Reproduce all of the listing below without alteration.

** Begin **

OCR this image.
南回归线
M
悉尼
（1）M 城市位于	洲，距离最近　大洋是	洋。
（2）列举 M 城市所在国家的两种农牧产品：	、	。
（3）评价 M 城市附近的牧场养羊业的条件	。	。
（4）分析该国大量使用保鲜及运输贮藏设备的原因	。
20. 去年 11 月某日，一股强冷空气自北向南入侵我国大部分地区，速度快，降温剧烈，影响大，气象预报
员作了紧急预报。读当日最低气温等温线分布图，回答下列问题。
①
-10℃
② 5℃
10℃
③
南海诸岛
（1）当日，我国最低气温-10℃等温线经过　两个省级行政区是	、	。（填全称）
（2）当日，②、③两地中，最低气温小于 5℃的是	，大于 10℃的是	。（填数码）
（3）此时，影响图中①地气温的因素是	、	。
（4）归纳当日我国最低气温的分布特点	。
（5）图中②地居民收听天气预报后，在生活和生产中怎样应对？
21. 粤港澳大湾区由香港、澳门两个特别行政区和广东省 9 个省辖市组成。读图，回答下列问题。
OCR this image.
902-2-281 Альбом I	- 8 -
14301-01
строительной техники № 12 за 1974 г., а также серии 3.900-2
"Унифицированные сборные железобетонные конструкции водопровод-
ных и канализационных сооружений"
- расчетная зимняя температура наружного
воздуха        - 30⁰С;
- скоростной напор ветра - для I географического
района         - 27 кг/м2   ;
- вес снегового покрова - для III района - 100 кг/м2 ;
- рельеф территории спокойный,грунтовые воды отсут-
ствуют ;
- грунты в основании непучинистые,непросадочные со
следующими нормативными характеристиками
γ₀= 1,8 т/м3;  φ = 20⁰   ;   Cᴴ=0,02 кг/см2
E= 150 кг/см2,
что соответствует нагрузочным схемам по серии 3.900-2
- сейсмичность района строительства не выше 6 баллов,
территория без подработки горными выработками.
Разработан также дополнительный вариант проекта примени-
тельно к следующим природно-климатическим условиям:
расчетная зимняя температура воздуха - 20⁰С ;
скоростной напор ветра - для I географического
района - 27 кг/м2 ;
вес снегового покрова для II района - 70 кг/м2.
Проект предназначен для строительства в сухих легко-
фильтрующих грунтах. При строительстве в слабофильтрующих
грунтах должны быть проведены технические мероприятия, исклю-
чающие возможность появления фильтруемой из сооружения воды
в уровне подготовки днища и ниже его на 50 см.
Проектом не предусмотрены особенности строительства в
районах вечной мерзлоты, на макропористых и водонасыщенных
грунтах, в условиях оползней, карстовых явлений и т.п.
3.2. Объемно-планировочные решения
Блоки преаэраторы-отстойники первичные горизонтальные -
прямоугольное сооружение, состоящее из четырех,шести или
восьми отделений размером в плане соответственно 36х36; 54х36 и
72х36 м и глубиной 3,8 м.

** End **

_Correct output_
OCR this image.
南回归线
M
悉尼
（1）M 城市位于	洲，距离最近　大洋是	洋。
（2）列举 M 城市所在国家的两种农牧产品：	、	。
（3）评价 M 城市附近的牧场养羊业的条件	。	。
（4）分析该国大量使用保鲜及运输贮藏设备的原因	。
20. 去年 11 月某日，一股强冷空气自北向南入侵我国大部分地区，速度快，降温剧烈，影响大，气象预报
员作了紧急预报。读当日最低气温等温线分布图，回答下列问题。
①
-10℃
② 5℃
10℃
③
南海诸岛
（1）当日，我国最低气温-10℃等温线经过　两个省级行政区是	、	。（填全称）
（2）当日，②、③两地中，最低气温小于 5℃的是	，大于 10℃的是	。（填数码）
（3）此时，影响图中①地气温的因素是	、	。
（4）归纳当日我国最低气温的分布特点	。
（5）图中②地居民收听天气预报后，在生活和生产中怎样应对？
21. 粤港澳大湾区由香港、澳门两个特别行政区和广东省 9 个省辖市组成。读图，回答下列问题。
OCR this image.
902-2-281 Альбом I	- 8 -
14301-01
строительной техники № 12 за 1974 г., а также серии 3.900-2
"Унифицированные сборные железобетонные конструкции водопровод-
ных и канализационных сооружений"
- расчетная зимняя температура наружного
воздуха        - 30⁰С;
- скоростной напор ветра - для I географического
района         - 27 кг/м2   ;
- вес снегового покрова - для III района - 100 кг/м2 ;
- рельеф территории спокойный,грунтовые воды отсут-
ствуют ;
- грунты в основании непучинистые,непросадочные со
следующими нормативными характеристиками
γ₀= 1,8 т/м3;  φ = 20⁰   ;   Cᴴ=0,02 кг/см2
E= 150 кг/см2,
что соответствует нагрузочным схемам по серии 3.900-2
- сейсмичность района строительства не выше 6 баллов,
территория без подработки горными выработками.
Разработан также дополнительный вариант проекта примени-
тельно к следующим природно-климатическим условиям:
расчетная зимняя температура воздуха - 20⁰С ;
скоростной напор ветра - для I географического
района - 27 кг/м2 ;
вес снегового покрова для II района - 70 кг/м2.
Проект предназначен для строительства в сухих легко-
фильтрующих грунтах. При строительстве в слабофильтрующих
грунтах должны быть проведены технические мероприятия, исклю-
чающие возможность появления фильтруемой из сооружения воды
в уровне подготовки днища и ниже его на 50 см.
Проектом не предусмотрены особенности строительства в
районах вечной мерзлоты, на макропористых и водонасыщенных
грунтах, в условиях оползней, карстовых явлений и т.п.
3.2. Объемно-планировочные решения
Блоки преаэраторы-отстойники первичные горизонтальные -
прямоугольное сооружение, состоящее из четырех,шести или
восьми отделений размером в плане соответственно 36х36; 54х36 и
72х36 м и глубиной 3,8 м.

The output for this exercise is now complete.